[Saved data entries]:
○ ○ ○ ○

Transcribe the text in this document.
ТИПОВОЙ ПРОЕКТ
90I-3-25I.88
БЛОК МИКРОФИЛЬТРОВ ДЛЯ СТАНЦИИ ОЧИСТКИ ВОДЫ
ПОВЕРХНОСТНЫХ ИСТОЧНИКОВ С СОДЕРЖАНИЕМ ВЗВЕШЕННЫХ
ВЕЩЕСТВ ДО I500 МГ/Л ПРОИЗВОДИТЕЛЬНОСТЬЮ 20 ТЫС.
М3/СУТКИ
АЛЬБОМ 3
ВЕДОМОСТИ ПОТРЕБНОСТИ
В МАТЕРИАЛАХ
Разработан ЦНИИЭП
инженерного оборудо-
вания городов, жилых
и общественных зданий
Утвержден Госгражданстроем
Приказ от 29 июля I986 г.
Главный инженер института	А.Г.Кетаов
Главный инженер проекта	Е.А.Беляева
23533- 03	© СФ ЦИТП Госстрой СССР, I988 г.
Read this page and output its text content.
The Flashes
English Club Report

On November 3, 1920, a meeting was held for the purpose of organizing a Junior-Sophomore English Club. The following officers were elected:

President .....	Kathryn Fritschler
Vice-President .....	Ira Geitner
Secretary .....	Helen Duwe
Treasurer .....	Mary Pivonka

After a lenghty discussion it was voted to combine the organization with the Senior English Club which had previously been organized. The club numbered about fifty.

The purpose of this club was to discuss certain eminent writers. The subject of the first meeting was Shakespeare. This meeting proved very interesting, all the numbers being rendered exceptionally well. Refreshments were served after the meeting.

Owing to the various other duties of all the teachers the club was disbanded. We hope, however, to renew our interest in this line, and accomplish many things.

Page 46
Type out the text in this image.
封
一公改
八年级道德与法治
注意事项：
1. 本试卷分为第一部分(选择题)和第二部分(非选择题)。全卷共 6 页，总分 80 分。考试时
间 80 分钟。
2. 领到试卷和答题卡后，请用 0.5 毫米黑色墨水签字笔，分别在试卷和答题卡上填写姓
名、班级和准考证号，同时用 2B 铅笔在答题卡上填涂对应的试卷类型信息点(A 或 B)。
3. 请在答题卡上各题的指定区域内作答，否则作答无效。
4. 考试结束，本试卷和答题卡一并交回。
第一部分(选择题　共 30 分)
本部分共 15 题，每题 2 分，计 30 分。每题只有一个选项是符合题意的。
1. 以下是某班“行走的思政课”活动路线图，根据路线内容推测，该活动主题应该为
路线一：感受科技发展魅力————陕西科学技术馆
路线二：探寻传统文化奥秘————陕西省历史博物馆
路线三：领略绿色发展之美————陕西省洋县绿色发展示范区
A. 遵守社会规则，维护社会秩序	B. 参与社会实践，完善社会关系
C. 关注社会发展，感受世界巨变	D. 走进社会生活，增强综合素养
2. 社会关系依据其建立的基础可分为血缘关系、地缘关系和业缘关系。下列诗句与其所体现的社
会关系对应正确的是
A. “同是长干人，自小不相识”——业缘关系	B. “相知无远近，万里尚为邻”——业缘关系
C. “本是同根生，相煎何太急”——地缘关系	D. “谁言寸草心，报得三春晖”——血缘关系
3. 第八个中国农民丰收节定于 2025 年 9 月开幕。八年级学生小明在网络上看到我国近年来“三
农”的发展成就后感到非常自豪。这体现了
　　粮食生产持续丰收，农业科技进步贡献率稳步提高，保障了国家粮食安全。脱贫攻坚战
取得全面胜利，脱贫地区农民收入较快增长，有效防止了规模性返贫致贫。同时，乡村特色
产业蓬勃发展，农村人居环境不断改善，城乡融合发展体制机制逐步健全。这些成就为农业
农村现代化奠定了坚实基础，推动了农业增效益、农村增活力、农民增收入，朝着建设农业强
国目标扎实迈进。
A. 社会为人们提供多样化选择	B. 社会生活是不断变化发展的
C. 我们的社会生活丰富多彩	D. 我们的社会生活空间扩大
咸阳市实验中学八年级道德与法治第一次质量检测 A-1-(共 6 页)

○ ○ ○ ○

[PROBLEM TO WORK ON]: A number is the only answer here: how many lines of the material above contain "text"?

[RESULT OF THE TASK]: 3